** START **

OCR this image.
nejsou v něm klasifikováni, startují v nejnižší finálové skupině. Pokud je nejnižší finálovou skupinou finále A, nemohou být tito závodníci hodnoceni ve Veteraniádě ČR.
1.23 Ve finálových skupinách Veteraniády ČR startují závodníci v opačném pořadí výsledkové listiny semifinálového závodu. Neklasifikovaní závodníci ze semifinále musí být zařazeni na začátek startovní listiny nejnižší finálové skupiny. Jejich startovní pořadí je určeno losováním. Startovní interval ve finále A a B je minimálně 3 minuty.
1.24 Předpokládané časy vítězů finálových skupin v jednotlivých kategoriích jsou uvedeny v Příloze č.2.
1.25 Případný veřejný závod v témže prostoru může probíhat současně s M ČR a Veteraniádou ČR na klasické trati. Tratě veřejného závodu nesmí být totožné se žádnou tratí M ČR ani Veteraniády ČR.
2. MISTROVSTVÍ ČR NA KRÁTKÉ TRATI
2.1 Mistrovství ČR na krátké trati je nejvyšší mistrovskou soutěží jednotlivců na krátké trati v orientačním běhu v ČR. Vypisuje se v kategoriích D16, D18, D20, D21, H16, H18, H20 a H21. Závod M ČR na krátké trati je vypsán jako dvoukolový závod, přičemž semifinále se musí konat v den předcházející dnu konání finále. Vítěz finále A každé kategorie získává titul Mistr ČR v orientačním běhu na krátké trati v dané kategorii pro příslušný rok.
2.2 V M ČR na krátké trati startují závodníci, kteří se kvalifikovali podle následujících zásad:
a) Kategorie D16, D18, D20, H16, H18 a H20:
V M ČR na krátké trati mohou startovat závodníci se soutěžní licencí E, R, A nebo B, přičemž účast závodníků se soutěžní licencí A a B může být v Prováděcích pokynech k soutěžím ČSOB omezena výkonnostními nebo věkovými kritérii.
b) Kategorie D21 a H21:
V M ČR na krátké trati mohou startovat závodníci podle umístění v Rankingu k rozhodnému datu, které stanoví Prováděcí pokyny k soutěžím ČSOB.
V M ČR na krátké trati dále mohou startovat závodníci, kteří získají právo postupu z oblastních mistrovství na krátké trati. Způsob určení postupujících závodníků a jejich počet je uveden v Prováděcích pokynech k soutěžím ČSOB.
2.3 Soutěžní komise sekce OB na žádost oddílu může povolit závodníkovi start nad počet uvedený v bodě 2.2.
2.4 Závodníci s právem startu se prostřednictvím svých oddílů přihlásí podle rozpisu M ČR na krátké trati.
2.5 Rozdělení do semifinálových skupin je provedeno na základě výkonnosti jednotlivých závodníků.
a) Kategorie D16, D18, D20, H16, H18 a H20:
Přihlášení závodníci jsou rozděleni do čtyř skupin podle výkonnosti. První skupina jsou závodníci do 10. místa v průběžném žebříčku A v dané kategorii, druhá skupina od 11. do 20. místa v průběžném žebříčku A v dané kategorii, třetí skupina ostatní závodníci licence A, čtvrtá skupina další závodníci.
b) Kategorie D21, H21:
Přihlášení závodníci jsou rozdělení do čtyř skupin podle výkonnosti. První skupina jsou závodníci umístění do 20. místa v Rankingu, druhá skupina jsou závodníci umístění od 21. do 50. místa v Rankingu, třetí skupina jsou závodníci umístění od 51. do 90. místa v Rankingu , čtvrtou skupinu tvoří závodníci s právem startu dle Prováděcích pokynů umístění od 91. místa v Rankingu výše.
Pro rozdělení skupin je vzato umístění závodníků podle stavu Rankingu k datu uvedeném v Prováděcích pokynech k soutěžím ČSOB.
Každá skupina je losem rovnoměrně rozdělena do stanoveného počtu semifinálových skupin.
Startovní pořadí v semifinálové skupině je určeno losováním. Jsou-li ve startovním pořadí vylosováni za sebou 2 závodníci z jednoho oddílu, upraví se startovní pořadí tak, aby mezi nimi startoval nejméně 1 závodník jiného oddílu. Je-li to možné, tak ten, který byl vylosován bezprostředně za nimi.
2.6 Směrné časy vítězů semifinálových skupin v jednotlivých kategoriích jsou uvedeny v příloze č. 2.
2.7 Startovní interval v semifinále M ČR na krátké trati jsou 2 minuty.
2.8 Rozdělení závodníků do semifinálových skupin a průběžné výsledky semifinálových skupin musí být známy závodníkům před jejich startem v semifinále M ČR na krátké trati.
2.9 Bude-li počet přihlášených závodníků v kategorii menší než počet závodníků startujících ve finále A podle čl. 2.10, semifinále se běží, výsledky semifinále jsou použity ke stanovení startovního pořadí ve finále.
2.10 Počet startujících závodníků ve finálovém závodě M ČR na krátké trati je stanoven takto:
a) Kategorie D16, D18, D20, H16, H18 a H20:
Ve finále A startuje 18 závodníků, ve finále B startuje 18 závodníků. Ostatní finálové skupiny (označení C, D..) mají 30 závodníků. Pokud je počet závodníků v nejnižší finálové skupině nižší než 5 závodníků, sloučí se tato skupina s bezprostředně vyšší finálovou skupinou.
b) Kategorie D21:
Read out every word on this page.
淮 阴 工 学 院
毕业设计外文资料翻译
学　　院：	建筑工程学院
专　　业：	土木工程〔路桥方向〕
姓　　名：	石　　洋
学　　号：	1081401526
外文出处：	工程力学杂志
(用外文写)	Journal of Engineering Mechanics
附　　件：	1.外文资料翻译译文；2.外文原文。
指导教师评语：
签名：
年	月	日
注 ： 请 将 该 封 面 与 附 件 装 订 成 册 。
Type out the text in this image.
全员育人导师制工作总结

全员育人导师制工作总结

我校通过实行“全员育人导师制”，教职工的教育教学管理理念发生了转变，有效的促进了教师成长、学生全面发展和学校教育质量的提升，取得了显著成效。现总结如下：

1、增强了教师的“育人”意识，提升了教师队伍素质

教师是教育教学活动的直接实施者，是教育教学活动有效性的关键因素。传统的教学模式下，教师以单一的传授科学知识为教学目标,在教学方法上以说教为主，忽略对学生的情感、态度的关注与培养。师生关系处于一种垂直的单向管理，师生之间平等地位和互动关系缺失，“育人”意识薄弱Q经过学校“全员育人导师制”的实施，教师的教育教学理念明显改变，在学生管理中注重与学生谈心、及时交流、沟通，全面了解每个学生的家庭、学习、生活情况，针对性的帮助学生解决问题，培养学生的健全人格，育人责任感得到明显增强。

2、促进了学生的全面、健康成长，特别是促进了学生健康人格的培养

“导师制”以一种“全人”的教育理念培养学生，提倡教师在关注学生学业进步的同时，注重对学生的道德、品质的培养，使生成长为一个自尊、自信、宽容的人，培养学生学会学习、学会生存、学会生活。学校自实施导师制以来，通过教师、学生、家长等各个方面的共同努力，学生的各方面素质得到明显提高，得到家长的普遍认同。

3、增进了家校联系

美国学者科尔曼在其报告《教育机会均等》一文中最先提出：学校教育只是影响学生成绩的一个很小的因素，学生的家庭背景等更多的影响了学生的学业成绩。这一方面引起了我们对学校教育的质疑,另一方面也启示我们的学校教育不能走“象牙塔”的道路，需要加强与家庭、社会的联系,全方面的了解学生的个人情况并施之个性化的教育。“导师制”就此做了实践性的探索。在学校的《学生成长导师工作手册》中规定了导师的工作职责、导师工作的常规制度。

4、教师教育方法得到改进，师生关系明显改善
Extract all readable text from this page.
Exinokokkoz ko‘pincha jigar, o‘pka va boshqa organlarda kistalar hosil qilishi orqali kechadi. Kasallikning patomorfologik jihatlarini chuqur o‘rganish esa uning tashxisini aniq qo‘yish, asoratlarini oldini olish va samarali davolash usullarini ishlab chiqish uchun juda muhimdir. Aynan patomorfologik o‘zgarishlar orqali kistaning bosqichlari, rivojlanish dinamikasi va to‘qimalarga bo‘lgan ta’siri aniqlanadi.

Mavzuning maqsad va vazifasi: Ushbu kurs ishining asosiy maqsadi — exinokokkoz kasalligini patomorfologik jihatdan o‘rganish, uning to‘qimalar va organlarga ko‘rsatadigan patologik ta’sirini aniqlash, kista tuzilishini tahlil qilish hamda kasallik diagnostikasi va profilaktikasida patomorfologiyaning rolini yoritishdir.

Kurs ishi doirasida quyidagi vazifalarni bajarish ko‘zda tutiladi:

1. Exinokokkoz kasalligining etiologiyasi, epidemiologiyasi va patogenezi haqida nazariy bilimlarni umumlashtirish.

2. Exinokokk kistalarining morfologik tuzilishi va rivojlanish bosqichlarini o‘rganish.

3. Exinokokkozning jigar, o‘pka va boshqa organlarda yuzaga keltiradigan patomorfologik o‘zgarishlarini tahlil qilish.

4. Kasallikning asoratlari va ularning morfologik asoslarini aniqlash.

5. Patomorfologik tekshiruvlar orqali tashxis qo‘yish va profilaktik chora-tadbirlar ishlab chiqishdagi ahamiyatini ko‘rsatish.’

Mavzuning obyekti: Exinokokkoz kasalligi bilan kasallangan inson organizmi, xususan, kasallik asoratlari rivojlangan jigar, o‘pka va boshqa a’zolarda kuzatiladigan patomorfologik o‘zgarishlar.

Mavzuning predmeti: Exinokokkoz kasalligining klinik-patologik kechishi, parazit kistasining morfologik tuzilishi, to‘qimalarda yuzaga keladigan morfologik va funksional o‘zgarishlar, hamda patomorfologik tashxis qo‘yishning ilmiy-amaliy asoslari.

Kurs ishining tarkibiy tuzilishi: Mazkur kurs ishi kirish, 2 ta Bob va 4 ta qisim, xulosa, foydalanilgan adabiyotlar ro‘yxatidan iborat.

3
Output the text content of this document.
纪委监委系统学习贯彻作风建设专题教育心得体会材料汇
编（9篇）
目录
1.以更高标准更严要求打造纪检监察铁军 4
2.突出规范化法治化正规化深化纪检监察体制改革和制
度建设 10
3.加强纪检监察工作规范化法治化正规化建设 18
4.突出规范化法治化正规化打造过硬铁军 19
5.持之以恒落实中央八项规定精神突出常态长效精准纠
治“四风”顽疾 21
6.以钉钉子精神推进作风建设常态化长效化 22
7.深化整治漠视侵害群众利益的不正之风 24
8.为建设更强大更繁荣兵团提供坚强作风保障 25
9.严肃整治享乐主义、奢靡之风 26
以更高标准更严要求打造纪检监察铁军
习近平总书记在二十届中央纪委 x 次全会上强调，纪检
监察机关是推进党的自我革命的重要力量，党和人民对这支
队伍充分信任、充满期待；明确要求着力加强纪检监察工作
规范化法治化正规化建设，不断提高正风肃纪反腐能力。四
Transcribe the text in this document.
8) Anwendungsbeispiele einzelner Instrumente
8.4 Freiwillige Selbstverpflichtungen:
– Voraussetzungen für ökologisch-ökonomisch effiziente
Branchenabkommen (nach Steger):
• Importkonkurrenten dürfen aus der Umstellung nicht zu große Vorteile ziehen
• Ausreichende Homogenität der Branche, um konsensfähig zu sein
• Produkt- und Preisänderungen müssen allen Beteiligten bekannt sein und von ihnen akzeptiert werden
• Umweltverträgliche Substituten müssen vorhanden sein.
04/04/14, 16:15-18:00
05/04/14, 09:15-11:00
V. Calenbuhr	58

** END **

**Exercise directions**
Show the lines where the word "nejnižší" appears in the entries.

**Answer**
nejsou v něm klasifikováni, startují v nejnižší finálové skupině. Pokud je nejnižší finálovou skupinou finále A, nemohou být tito závodníci hodnoceni ve Veteraniádě ČR.
1.23 Ve finálových skupinách Veteraniády ČR startují závodníci v opačném pořadí výsledkové listiny semifinálového závodu. Neklasifikovaní závodníci ze semifinále musí být zařazeni na začátek startovní listiny nejnižší finálové skupiny. Jejich startovní pořadí je určeno losováním. Startovní interval ve finále A a B je minimálně 3 minuty.
Ve finále A startuje 18 závodníků, ve finále B startuje 18 závodníků. Ostatní finálové skupiny (označení C, D..) mají 30 závodníků. Pokud je počet závodníků v nejnižší finálové skupině nižší než 5 závodníků, sloučí se tato skupina s bezprostředně vyšší finálovou skupinou.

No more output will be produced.